Short exercise –
Return the entries verbatim and drop every picture.

--- Records provided ---

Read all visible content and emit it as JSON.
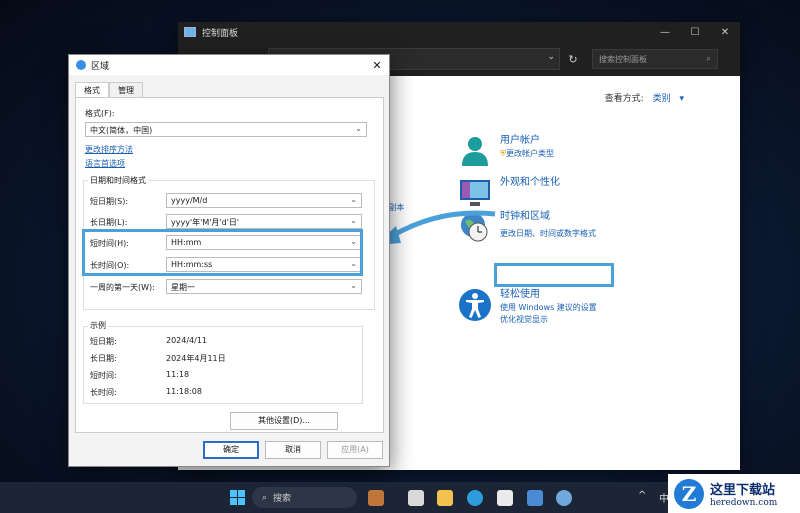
{
  "control_panel": {
    "title": "控制面板",
    "search_placeholder": "搜索控制面板",
    "view_by_label": "查看方式:",
    "view_by_value": "类别",
    "partial_text": "l副本",
    "categories": [
      {
        "title": "用户帐户",
        "links": [
          "更改帐户类型"
        ]
      },
      {
        "title": "外观和个性化",
        "links": []
      },
      {
        "title": "时钟和区域",
        "links": [
          "更改日期、时间或数字格式"
        ]
      },
      {
        "title": "轻松使用",
        "links": [
          "使用 Windows 建议的设置",
          "优化视觉显示"
        ]
      }
    ]
  },
  "dialog": {
    "title": "区域",
    "tabs": [
      "格式",
      "管理"
    ],
    "format_label": "格式(F):",
    "format_value": "中文(简体，中国)",
    "link_sort": "更改排序方法",
    "link_lang": "语言首选项",
    "group_title": "日期和时间格式",
    "rows": [
      {
        "label": "短日期(S):",
        "value": "yyyy/M/d"
      },
      {
        "label": "长日期(L):",
        "value": "yyyy'年'M'月'd'日'"
      },
      {
        "label": "短时间(H):",
        "value": "HH:mm"
      },
      {
        "label": "长时间(O):",
        "value": "HH:mm:ss"
      },
      {
        "label": "一周的第一天(W):",
        "value": "星期一"
      }
    ],
    "examples_title": "示例",
    "examples": [
      {
        "label": "短日期:",
        "value": "2024/4/11"
      },
      {
        "label": "长日期:",
        "value": "2024年4月11日"
      },
      {
        "label": "短时间:",
        "value": "11:18"
      },
      {
        "label": "长时间:",
        "value": "11:18:08"
      }
    ],
    "other_settings": "其他设置(D)...",
    "ok": "确定",
    "cancel": "取消",
    "apply": "应用(A)"
  },
  "taskbar": {
    "search_label": "搜索",
    "ime": "中"
  },
  "watermark": {
    "cn": "这里下载站",
    "en": "heredown.com"
  },
  "colors": {
    "highlight": "#4ca0d9",
    "link": "#1a5fb4"
  }
}
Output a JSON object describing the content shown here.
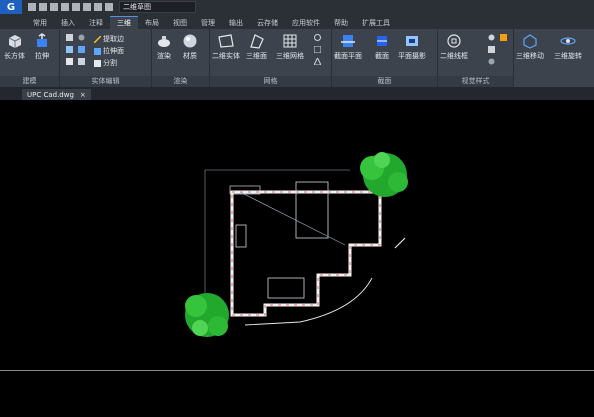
{
  "window": {
    "workspace": "二维草图"
  },
  "menu_tabs": [
    "常用",
    "插入",
    "注释",
    "三维",
    "布局",
    "视图",
    "管理",
    "输出",
    "云存储",
    "应用软件",
    "帮助",
    "扩展工具"
  ],
  "active_tab": "三维",
  "ribbon": {
    "groups": [
      {
        "label": "建模",
        "tools": [
          "长方体",
          "拉伸"
        ]
      },
      {
        "label": "实体编辑",
        "tools": [
          "提取边",
          "拉伸面",
          "分割"
        ]
      },
      {
        "label": "渲染",
        "tools": [
          "渲染",
          "材质"
        ]
      },
      {
        "label": "网格",
        "tools": [
          "二维实体",
          "三维面",
          "三维网格"
        ]
      },
      {
        "label": "截面",
        "tools": [
          "截面平面",
          "截面",
          "平面摄影"
        ]
      },
      {
        "label": "视觉样式",
        "tools": [
          "二维线框"
        ]
      },
      {
        "label": "",
        "tools": [
          "三维移动",
          "三维旋转"
        ]
      }
    ]
  },
  "document_tab": {
    "name": "UPC Cad.dwg",
    "close": "×"
  }
}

---

Right answer –
Read all visible content and emit it as JSON.
{
  "control_panel": {
    "title": "控制面板",
    "search_placeholder": "搜索控制面板",
    "view_by_label": "查看方式:",
    "view_by_value": "类别",
    "partial_text": "l副本",
    "categories": [
      {
        "title": "用户帐户",
        "links": [
          "更改帐户类型"
        ]
      },
      {
        "title": "外观和个性化",
        "links": []
      },
      {
        "title": "时钟和区域",
        "links": [
          "更改日期、时间或数字格式"
        ]
      },
      {
        "title": "轻松使用",
        "links": [
          "使用 Windows 建议的设置",
          "优化视觉显示"
        ]
      }
    ]
  },
  "dialog": {
    "title": "区域",
    "tabs": [
      "格式",
      "管理"
    ],
    "format_label": "格式(F):",
    "format_value": "中文(简体，中国)",
    "link_sort": "更改排序方法",
    "link_lang": "语言首选项",
    "group_title": "日期和时间格式",
    "rows": [
      {
        "label": "短日期(S):",
        "value": "yyyy/M/d"
      },
      {
        "label": "长日期(L):",
        "value": "yyyy'年'M'月'd'日'"
      },
      {
        "label": "短时间(H):",
        "value": "HH:mm"
      },
      {
        "label": "长时间(O):",
        "value": "HH:mm:ss"
      },
      {
        "label": "一周的第一天(W):",
        "value": "星期一"
      }
    ],
    "examples_title": "示例",
    "examples": [
      {
        "label": "短日期:",
        "value": "2024/4/11"
      },
      {
        "label": "长日期:",
        "value": "2024年4月11日"
      },
      {
        "label": "短时间:",
        "value": "11:18"
      },
      {
        "label": "长时间:",
        "value": "11:18:08"
      }
    ],
    "other_settings": "其他设置(D)...",
    "ok": "确定",
    "cancel": "取消",
    "apply": "应用(A)"
  },
  "taskbar": {
    "search_label": "搜索",
    "ime": "中"
  },
  "watermark": {
    "cn": "这里下载站",
    "en": "heredown.com"
  },
  "colors": {
    "highlight": "#4ca0d9",
    "link": "#1a5fb4"
  }
}
Output a JSON object describing the content shown here.
{
  "window": {
    "workspace": "二维草图"
  },
  "menu_tabs": [
    "常用",
    "插入",
    "注释",
    "三维",
    "布局",
    "视图",
    "管理",
    "输出",
    "云存储",
    "应用软件",
    "帮助",
    "扩展工具"
  ],
  "active_tab": "三维",
  "ribbon": {
    "groups": [
      {
        "label": "建模",
        "tools": [
          "长方体",
          "拉伸"
        ]
      },
      {
        "label": "实体编辑",
        "tools": [
          "提取边",
          "拉伸面",
          "分割"
        ]
      },
      {
        "label": "渲染",
        "tools": [
          "渲染",
          "材质"
        ]
      },
      {
        "label": "网格",
        "tools": [
          "二维实体",
          "三维面",
          "三维网格"
        ]
      },
      {
        "label": "截面",
        "tools": [
          "截面平面",
          "截面",
          "平面摄影"
        ]
      },
      {
        "label": "视觉样式",
        "tools": [
          "二维线框"
        ]
      },
      {
        "label": "",
        "tools": [
          "三维移动",
          "三维旋转"
        ]
      }
    ]
  },
  "document_tab": {
    "name": "UPC Cad.dwg",
    "close": "×"
  }
}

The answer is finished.